Given request. Take every line where the string "plain" appears and copy it.

Dataset extract.
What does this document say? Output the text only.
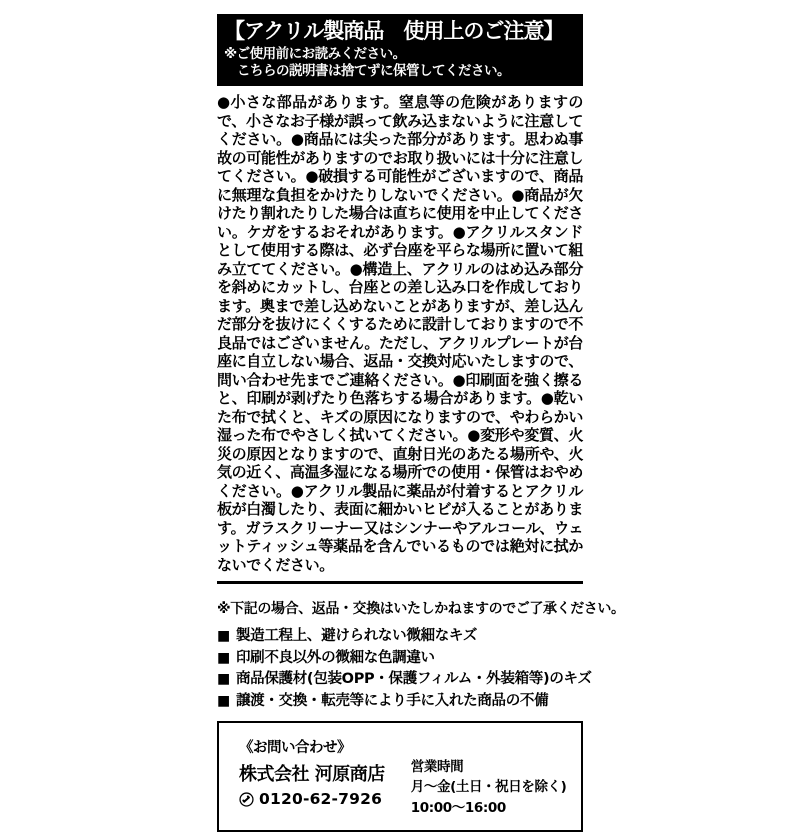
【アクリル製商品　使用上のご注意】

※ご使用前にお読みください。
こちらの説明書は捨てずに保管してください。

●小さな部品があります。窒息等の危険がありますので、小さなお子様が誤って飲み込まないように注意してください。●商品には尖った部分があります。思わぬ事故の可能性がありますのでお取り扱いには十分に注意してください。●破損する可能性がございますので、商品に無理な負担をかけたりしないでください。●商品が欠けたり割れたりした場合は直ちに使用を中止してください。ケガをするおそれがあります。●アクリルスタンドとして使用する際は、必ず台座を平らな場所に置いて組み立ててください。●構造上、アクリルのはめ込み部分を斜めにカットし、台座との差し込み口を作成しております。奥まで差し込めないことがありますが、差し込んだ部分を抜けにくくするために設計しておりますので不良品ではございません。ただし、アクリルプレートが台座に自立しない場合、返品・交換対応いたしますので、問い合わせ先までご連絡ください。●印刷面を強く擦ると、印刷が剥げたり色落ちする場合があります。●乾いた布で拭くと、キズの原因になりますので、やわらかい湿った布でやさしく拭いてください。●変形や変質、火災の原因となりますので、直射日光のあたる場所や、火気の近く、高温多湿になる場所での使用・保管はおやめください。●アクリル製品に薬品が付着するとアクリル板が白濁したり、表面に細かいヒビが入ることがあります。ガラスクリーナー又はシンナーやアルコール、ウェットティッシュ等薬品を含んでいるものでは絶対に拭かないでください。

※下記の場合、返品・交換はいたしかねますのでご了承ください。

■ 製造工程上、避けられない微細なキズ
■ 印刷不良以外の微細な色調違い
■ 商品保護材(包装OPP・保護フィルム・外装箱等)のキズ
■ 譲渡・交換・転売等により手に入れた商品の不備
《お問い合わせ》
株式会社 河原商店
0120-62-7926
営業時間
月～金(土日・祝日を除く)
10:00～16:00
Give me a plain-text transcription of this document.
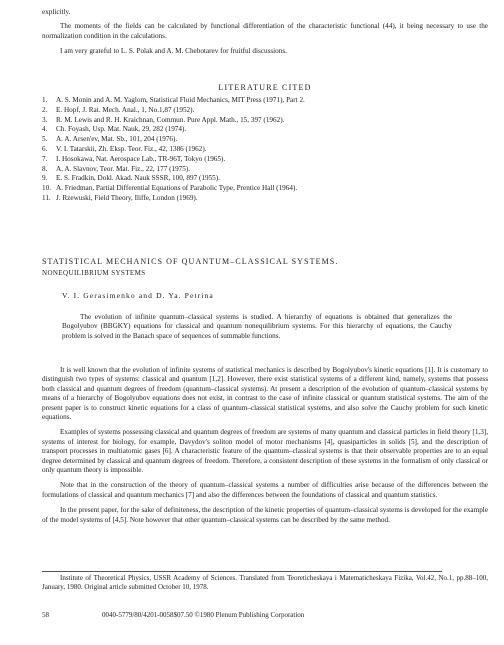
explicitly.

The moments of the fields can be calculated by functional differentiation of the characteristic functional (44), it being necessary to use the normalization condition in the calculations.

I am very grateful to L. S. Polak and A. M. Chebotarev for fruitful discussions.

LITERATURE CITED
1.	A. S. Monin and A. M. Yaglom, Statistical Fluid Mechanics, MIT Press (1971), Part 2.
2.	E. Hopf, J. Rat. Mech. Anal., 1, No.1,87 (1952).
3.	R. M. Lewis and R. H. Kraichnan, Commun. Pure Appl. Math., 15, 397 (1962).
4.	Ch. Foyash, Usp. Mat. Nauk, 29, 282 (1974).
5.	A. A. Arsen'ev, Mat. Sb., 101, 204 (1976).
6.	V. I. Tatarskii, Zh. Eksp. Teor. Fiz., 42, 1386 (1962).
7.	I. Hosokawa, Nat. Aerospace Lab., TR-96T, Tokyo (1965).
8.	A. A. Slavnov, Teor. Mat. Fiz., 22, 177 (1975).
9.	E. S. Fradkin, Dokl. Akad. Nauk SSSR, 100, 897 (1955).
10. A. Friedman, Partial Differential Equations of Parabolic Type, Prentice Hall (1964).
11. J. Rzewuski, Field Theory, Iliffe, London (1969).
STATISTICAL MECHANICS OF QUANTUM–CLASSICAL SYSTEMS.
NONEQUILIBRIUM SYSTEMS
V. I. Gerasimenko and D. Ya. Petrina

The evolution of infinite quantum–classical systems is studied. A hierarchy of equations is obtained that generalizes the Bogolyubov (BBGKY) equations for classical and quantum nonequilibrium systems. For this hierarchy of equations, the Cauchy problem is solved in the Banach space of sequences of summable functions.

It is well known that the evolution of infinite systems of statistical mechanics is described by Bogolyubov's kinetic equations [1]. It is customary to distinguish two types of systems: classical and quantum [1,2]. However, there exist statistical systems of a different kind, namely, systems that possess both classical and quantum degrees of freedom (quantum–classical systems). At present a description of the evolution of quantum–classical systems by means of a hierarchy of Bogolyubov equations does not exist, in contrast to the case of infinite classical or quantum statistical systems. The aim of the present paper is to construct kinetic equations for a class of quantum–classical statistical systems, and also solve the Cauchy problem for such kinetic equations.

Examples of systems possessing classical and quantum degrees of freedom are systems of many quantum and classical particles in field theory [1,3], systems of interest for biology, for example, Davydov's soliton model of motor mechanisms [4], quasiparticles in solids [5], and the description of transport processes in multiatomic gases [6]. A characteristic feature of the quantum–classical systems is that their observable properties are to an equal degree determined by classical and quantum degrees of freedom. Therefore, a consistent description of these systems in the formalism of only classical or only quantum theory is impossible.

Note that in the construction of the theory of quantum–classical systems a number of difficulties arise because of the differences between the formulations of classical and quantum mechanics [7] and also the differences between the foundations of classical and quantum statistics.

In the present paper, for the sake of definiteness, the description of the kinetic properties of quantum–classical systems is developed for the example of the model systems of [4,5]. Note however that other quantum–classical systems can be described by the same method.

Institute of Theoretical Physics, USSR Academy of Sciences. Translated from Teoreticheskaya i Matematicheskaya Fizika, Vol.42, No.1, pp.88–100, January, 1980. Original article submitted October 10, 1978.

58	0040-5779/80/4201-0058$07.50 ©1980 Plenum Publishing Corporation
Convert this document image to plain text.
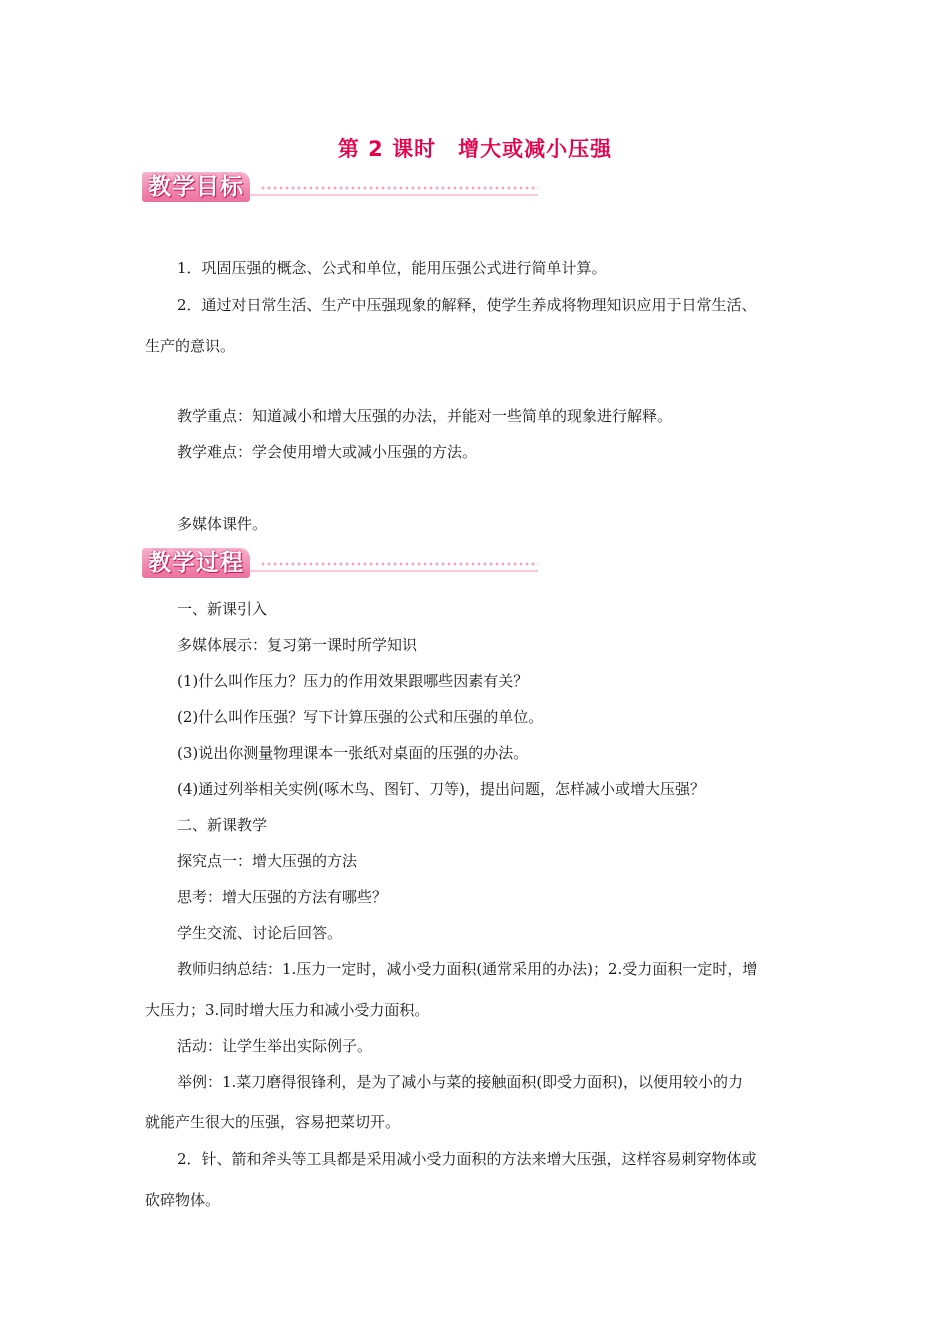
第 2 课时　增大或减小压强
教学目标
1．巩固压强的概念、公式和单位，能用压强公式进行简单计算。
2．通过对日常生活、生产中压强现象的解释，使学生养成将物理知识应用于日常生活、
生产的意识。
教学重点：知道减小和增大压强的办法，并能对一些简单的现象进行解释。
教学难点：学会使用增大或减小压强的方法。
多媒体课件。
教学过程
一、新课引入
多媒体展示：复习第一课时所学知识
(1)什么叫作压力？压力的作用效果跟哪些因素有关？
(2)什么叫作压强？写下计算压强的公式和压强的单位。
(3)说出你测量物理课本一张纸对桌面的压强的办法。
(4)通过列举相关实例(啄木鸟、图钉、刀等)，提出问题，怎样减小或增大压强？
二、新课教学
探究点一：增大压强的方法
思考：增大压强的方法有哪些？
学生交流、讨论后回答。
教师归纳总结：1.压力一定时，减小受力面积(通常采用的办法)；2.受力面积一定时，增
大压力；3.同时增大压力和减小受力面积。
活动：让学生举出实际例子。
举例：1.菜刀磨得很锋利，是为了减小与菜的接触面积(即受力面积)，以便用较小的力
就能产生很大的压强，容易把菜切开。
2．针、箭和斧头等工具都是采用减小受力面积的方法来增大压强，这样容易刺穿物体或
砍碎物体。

Response to this task.
Give me a plain-text transcription of this document.
Convert this document image to plain text.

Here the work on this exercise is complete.